== Records provided ==
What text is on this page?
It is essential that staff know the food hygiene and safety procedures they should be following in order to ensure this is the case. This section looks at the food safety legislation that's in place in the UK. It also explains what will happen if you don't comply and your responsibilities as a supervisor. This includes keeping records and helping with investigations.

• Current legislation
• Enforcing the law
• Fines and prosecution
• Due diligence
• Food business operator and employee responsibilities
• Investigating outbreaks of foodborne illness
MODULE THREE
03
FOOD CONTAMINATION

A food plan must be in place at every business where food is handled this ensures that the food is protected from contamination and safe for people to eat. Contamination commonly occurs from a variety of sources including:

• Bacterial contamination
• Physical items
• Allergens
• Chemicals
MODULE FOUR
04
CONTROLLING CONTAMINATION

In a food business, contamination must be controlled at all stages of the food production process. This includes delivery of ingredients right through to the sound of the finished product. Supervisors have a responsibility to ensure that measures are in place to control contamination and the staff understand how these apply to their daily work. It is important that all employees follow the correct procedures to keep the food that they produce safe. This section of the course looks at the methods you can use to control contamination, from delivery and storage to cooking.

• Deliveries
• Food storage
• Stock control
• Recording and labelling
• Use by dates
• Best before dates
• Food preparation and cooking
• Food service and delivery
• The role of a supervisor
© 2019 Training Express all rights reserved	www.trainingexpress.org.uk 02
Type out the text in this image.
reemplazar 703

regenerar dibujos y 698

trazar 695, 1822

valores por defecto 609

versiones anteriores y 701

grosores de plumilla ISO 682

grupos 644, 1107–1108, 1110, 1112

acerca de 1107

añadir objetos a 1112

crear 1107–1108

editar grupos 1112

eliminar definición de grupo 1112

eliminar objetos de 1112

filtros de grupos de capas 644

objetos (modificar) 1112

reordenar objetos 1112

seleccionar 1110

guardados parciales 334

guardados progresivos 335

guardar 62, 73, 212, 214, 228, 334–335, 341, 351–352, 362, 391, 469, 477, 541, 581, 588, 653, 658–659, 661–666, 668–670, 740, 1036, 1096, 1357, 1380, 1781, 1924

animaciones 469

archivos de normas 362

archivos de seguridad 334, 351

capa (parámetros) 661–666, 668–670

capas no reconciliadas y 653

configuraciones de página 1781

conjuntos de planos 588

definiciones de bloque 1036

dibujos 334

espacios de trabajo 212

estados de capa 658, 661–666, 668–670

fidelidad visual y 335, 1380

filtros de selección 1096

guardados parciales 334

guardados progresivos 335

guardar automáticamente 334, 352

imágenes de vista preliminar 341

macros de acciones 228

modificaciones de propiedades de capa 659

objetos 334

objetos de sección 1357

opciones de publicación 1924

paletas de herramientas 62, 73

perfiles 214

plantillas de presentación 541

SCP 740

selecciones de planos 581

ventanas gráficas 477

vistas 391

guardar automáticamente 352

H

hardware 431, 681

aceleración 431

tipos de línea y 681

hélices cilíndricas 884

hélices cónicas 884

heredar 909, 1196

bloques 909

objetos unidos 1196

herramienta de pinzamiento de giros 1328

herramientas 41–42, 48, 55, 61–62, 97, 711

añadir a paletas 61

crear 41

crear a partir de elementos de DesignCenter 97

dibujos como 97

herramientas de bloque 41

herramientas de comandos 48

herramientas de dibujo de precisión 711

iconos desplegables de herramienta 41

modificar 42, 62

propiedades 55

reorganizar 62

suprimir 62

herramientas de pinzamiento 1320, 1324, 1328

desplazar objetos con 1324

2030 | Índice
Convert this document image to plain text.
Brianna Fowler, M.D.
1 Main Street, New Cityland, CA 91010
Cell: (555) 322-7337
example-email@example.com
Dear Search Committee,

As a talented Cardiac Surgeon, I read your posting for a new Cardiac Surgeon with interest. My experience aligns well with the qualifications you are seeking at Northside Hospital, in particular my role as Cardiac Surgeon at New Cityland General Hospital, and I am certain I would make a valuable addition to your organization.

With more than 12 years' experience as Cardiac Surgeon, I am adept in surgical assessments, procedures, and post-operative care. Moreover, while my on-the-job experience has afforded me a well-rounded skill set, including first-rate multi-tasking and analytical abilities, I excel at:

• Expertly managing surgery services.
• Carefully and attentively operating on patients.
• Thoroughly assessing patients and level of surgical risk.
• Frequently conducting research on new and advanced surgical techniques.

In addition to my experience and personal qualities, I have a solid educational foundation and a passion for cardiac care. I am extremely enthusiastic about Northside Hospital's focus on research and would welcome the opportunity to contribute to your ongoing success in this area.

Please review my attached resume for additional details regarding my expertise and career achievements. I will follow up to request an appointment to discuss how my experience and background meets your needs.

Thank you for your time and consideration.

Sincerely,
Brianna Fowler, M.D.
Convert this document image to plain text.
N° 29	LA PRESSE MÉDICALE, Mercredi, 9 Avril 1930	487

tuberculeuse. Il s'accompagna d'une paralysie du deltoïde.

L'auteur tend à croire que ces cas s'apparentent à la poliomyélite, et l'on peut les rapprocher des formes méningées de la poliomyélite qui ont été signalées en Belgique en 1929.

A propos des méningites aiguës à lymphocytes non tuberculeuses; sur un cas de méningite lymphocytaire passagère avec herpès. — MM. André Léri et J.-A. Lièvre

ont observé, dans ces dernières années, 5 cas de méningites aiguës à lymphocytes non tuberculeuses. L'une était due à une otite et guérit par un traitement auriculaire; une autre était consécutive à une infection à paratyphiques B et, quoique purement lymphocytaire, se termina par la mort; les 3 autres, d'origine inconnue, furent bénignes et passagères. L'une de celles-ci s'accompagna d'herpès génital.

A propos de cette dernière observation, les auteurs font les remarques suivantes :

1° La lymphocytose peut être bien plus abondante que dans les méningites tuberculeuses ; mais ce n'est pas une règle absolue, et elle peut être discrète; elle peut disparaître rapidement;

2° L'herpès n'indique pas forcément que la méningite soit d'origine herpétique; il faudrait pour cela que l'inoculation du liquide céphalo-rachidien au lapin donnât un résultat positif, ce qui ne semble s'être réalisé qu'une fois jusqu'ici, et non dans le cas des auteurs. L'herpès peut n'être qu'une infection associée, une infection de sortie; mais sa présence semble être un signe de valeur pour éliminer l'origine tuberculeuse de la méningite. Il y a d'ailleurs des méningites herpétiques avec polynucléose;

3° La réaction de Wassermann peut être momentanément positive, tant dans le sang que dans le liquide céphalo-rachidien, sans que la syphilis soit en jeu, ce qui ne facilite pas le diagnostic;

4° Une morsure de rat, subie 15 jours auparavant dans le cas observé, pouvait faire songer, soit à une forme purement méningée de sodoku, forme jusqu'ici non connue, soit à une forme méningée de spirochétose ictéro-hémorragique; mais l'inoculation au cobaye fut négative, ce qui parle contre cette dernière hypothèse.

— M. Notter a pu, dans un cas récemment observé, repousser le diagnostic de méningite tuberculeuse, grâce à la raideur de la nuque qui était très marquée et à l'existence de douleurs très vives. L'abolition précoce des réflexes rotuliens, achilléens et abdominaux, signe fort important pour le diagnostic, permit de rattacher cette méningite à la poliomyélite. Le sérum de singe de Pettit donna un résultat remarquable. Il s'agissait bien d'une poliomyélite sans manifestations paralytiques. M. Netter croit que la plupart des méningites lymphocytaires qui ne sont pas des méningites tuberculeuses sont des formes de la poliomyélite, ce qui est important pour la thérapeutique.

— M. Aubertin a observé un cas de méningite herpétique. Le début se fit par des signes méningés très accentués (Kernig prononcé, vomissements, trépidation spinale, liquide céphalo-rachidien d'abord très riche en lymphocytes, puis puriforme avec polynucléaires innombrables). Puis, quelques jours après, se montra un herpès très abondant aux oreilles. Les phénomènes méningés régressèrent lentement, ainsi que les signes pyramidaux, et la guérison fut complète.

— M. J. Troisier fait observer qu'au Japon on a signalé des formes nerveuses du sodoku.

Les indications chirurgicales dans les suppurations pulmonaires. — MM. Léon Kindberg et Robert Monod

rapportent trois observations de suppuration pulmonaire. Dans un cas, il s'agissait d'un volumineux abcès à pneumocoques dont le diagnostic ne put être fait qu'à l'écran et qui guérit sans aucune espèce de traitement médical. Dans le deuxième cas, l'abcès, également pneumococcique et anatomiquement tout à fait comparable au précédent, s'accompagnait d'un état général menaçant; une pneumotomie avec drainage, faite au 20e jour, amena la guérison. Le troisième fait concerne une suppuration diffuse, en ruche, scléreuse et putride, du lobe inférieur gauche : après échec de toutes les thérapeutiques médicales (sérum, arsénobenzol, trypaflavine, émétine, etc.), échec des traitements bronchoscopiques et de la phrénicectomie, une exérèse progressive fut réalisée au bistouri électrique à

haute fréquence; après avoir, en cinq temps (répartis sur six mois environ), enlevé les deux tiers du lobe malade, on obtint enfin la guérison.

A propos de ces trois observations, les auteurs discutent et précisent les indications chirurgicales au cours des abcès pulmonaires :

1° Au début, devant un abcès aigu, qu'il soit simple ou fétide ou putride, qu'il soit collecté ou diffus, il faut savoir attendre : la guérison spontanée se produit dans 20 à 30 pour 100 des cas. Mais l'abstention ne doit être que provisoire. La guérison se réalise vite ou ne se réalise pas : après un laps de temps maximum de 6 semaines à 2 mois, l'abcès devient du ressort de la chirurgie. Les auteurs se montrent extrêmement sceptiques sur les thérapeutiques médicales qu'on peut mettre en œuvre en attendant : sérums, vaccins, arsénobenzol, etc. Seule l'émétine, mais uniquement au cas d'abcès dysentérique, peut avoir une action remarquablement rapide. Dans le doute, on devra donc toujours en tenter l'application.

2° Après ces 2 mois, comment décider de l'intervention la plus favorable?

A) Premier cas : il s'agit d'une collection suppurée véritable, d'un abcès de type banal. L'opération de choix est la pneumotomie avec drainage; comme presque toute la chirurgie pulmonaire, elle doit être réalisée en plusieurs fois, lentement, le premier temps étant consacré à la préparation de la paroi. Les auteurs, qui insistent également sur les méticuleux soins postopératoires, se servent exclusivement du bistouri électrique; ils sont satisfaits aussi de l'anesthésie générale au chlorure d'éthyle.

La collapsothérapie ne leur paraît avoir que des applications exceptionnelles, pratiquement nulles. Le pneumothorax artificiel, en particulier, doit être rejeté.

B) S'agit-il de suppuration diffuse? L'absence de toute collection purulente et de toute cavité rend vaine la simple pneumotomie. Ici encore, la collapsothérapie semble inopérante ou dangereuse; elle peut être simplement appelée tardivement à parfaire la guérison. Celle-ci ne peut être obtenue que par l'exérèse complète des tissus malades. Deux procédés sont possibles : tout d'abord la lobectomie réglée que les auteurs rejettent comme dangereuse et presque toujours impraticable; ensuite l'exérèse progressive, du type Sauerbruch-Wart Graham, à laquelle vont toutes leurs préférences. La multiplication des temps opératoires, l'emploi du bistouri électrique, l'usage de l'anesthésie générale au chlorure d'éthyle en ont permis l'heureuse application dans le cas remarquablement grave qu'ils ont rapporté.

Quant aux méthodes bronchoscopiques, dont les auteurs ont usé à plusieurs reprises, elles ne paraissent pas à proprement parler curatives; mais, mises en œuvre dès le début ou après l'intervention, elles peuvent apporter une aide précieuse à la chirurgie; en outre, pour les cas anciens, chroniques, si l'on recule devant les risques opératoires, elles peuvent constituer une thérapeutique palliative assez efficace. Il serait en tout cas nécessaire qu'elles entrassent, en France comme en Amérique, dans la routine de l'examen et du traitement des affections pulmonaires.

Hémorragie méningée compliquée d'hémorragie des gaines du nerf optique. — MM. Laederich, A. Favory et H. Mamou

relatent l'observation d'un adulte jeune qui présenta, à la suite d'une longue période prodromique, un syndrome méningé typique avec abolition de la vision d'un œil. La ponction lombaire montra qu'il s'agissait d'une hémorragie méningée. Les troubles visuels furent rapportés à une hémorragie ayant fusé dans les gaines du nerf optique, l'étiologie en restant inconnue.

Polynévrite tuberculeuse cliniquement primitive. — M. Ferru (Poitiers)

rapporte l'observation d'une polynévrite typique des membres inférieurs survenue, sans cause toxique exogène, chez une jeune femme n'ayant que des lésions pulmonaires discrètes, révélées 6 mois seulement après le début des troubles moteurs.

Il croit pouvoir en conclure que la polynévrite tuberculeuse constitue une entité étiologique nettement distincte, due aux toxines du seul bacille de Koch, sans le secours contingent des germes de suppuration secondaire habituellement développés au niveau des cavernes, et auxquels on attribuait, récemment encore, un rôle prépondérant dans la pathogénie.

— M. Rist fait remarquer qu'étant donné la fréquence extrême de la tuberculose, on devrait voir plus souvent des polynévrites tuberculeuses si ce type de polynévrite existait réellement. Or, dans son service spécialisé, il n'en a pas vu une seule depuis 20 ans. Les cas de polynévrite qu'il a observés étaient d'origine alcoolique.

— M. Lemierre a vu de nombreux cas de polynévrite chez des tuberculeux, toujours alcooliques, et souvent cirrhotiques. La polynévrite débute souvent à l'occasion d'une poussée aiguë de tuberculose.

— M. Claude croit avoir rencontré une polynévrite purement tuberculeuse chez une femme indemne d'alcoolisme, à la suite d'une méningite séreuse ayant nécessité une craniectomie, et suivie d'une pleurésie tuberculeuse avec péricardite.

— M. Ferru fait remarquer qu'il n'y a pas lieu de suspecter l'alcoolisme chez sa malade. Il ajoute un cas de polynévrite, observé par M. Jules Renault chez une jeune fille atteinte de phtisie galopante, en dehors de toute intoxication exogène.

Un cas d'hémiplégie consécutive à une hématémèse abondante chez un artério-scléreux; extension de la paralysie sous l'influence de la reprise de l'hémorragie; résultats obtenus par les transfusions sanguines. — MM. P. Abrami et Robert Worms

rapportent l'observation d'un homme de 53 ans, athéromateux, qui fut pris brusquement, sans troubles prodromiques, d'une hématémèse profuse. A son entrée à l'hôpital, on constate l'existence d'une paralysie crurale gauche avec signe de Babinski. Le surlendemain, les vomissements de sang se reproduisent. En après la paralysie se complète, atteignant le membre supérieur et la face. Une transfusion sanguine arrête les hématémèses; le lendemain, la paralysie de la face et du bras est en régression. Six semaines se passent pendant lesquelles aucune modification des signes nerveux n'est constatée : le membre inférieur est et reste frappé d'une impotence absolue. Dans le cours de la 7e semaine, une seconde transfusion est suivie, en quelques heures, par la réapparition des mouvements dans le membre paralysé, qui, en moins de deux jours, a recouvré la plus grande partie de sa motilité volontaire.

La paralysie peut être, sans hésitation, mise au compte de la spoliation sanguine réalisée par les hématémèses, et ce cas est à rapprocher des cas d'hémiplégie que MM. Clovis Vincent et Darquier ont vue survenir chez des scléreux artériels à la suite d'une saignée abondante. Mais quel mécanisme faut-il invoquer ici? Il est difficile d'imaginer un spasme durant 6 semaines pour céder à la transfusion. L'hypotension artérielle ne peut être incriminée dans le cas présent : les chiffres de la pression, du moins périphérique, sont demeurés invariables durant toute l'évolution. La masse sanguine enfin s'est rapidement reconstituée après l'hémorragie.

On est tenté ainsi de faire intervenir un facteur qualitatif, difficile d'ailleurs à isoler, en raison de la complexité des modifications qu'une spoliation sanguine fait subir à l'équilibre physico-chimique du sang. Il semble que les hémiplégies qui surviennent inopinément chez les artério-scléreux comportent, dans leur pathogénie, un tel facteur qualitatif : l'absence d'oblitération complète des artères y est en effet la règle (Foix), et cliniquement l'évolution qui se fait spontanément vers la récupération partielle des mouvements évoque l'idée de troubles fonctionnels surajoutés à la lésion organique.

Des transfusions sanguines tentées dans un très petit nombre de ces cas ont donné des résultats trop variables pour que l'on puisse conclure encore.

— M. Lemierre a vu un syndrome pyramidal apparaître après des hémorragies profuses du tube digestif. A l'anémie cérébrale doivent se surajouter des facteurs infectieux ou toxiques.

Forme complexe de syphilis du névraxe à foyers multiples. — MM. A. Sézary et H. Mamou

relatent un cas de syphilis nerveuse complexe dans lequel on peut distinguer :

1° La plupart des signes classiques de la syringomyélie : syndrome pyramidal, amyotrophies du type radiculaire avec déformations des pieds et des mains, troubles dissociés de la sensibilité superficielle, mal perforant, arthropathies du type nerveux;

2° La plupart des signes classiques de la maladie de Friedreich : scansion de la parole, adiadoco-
===
How many of the lines in these entries hold "filtros"? Report only the count.

2